··· TEXTO MOSTRADO ···
A partir de la muerte de Yoyes ya no queda un rastro de piedad en la organización, sólo crueldad, porque toda barrera moral ha sido abolida. Tampoco queda rastro de lucha por la causa vasca que sólo se mantiene como coartada: es la hora del terror. ETA se ha convertido en el enemigo de todos.

Año 1987. Un atentado contra el centro comercial Hipercor causa 21 muertos en Barcelona. No hay ni siquiera selección de objetivos. Es la barbarie. El año 1996 se atenta contra uno de los hombres más sabios y justos que ha dado este país: Francisco Tomás y Valiente, figura democrática de excepcional valor. Incomprensible. En 1997 se produce la liberación del funcionario de prisiones Ortega Lara, secuestrado durante 532 días en un cubículo inmundo. Lo más abominable es que, estando ya la Guardia Civil en el lugar del secuestro, los secuestradores, a sabiendas de que a Ortega le quedan sólo horas de vida, se niegan a revelar el punto exacto del escondite. Ocho días más tarde, con chulería de matones, en un acto de venganza de una maldad inaudita, secuestran y ejecutan a Miguel Ángel Blanco. Ya no cabe más abyección en nombre de "la causa".

Toda la opinión pública española, aun la de la izquierda más reticente y salvo las excepciones radicales y antisistema de rigor, aborrece a ETA. Si hasta un momento se creyó que la de ETA era una lucha equivocada por una causa que fue buena en origen, a partir de las evidencias de crueldad, ensañamiento y prácticas mafiosas, la condescendencia se desvanece y la realidad se impone. Hay una frase que lo dice todo sobre la cerrazón patriótica y que es un compendio de sabiduría mostrenca: "Unos (ETA) tienen que agitar el árbol para que otros (los verdaderos vascos) recojan las nueces". Esa cínica visión, cerrada y autárquica, viene a dar, bien es verdad que en diferente medida, una especie de cobertura moral a todo el espectro nacionalista, desde los conservadores hasta la izquierda marxista. De ahí procede (incluso a su pesar) la idea de inevitabilidad, que en la práctica se formula así: no es que se deseen muertes, es que en el contexto actual, las muertes son inevitables. Asumir lo inevitable justifica el "mirar hacia otro lado", permite "entender" lo que está pasando y ayuda a "descargar las culpas" sobre los que históricamente oprimen a Euskal Herria.

Los nacionalismos tienden a inventarse su propia historia: un acto de involución consentido y repetido como un mantra. Ahí está el caldo de cultivo de una educación en el odio, en la negación de la realidad y el rechazo al distinto. Esta visión etnocentrista domina la vida política vasca mientras el caldero bulle bajo el cuidado de quienes se consideran los guardianes del caserío. En el extremo de esa expresión de odio se encuentran ETA y los vivas a ETA, pero ¿quiénes son los verdaderos responsables de la enseñanza y extensión de ese odio? ¿de convertirlo en costumbre?
··· SECCIÓN DE DATOS ···
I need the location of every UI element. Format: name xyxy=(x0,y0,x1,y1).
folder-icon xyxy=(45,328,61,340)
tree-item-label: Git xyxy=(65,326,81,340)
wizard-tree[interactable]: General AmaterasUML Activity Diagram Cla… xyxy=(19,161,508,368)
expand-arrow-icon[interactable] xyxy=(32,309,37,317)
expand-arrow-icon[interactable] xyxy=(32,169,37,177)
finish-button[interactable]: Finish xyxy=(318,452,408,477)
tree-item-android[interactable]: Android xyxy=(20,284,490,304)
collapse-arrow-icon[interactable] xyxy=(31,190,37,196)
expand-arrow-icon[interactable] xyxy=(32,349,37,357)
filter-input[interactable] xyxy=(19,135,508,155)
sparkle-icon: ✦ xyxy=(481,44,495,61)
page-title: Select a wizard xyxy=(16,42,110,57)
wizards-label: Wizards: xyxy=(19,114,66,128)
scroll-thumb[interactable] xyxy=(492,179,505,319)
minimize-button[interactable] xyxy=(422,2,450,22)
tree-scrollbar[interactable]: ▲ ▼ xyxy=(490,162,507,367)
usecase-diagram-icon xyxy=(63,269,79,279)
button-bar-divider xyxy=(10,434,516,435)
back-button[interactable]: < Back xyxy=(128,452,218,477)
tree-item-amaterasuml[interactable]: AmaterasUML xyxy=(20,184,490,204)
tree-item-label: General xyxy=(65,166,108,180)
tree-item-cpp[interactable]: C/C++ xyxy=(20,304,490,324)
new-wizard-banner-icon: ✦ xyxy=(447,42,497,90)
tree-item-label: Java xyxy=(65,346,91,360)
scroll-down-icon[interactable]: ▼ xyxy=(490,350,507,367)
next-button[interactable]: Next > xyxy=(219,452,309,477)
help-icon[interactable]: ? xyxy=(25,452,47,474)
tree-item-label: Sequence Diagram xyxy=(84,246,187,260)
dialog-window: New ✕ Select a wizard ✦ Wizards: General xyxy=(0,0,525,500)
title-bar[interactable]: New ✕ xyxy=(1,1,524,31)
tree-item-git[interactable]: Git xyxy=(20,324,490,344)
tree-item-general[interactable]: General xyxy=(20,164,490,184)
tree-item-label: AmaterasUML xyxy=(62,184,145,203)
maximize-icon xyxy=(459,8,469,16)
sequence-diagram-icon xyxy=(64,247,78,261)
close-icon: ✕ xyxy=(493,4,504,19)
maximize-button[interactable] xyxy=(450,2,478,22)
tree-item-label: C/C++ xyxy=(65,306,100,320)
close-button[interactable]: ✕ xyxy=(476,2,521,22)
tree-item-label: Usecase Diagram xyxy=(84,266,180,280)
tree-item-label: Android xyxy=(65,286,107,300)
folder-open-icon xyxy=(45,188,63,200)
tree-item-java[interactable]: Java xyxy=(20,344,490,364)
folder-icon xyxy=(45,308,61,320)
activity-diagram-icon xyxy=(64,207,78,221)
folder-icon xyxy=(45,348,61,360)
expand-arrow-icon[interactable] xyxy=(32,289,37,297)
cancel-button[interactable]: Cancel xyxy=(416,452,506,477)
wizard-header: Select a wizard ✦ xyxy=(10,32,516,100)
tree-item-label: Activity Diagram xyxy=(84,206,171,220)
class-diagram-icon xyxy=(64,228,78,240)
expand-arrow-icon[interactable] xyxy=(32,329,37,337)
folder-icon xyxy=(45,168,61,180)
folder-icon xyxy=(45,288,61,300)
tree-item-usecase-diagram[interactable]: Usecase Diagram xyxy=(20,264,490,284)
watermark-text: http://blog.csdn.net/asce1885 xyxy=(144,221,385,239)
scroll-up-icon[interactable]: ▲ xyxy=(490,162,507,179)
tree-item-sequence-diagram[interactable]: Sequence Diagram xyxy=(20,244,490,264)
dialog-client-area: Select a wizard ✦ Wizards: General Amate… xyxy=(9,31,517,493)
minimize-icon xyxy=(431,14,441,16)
···
TAREA A ->
Determine si cada afirmación concuerda con el texto mostrado: (i) El atentado contra Hipercor causó 21 muertos en Barcelona. (ii) Miguel Ángel Blanco fue secuestrado ocho días antes de la liberación de Ortega Lara. (iii) El atentado contra Francisco Tomás y Valiente ocurrió en 1987. Conteste sí o no a cada una y cite literalmente las palabras del texto que lo deciden.
TAREA B ->
Repita sin cambios todo el texto mostrado, desde "A partir de la muerte" hasta "enemigo de todos.", ambos incluidos.
Responda basándose solo en el texto mostrado.

RESULTADO A ->
(i) Sí: "Un atentado contra el centro comercial Hipercor causa 21 muertos en Barcelona."
(ii) No: "Ocho días más tarde, con chulería de matones, en un acto de venganza de una maldad inaudita, secuestran y ejecutan a Miguel Ángel Blanco."
(iii) No: "El año 1996 se atenta contra uno de los hombres más sabios y justos que ha dado este país: Francisco Tomás y Valiente"

RESULTADO B ->
A partir de la muerte de Yoyes ya no queda un rastro de piedad en la organización, sólo crueldad, porque toda barrera moral ha sido abolida. Tampoco queda rastro de lucha por la causa vasca que sólo se mantiene como coartada: es la hora del terror. ETA se ha convertido en el enemigo de todos.